(Texte source):
==*==

Mots-clefs : Exception d’ordre public international français, Ordre public international français, Principes essentiels du droit français, Réserve héréditaire, Succession
Une loi étrangère désignée par la règle de conflit et ignorant la réserve héréditaire n’est pas en soi contraire à l’ordre public international français. Elle peut être écartée si son application concrète, au cas d’espèce, conduit à une situation incompatible avec les principes du droit français considérés comme essentiels.
Deux pères, de nationalité française et établis en Californie, décèdent. Leurs successions sont régies par la loi californienne méconnaissant la réserve héréditaire. Leurs enfants, héritiers réservataires, ont donc fait valoir leur droit de prélèvement (L. du 14 juill. 1819, art. 2) qui fut déclaré inconstitutionnel (Cons. const. 5 août 2011, n° 2011-159 QPC). Ils invoquaient, en outre, l’exception de l’ordre public international.

==*==

(Extrait de données):
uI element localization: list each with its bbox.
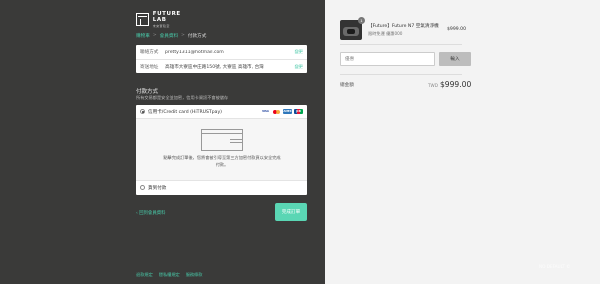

==*==

(Consigne A):
Reproduisez le passage du texte sur la réserve héréditaire qui commence aux mots « Deux pères, de » et s'arrête après « l’ordre public international. ».
(Consigne B):
D'après le texte sur la réserve héréditaire, où les deux pères étaient-ils établis ?
(Consigne C):
Poursuivez le texte sur la réserve héréditaire après sa dernière phrase.
Le listing n'est d'aucune utilité ici.

(Réponse A):
Deux pères, de nationalité française et établis en Californie, décèdent. Leurs successions sont régies par la loi californienne méconnaissant la réserve héréditaire. Leurs enfants, héritiers réservataires, ont donc fait valoir leur droit de prélèvement (L. du 14 juill. 1819, art. 2) qui fut déclaré inconstitutionnel (Cons. const. 5 août 2011, n° 2011-159 QPC). Ils invoquaient, en outre, l’exception de l’ordre public international.

(Réponse B):
En Californie.

(Réponse C):
Ils sont déboutés en appel. La cour d’appel de Paris (Paris, 11 mai 2016, n° 14-26.247) énonce en effet que la loi normalement applicable en raison de leur dernier domicile est la loi californienne ignorant la réserve héréditaire. Par ailleurs, les juges constatent que l’application de ladite loi ne laisserait pas les enfants en situation de précarité économique ou de besoin. Aussi, ils soulèvent l’attachement des défunts pour la Californie. En effet, ces derniers, y étaient installés depuis plusieurs années. L’un d’entre eux s’y était marié à plusieurs reprises et l’autre y avait eu ses trois derniers enfants. Ils en déduisent que la loi californienne ne heurtait pas l’ordre public international français. Mécontents, les consorts forment un pourvoi en cassation.
Le 27 septembre 2017, par deux arrêts inédits, la première Chambre civile de la Cour de cassation affirme qu’une loi étrangère ne connaissant pas la réserve héréditaire peut, dans certaines circonstances, s’appliquer en France. Son application ne porte pas en soi atteinte à l’ordre public international français. Ces arrêts sont particulièrement riches en enseignement.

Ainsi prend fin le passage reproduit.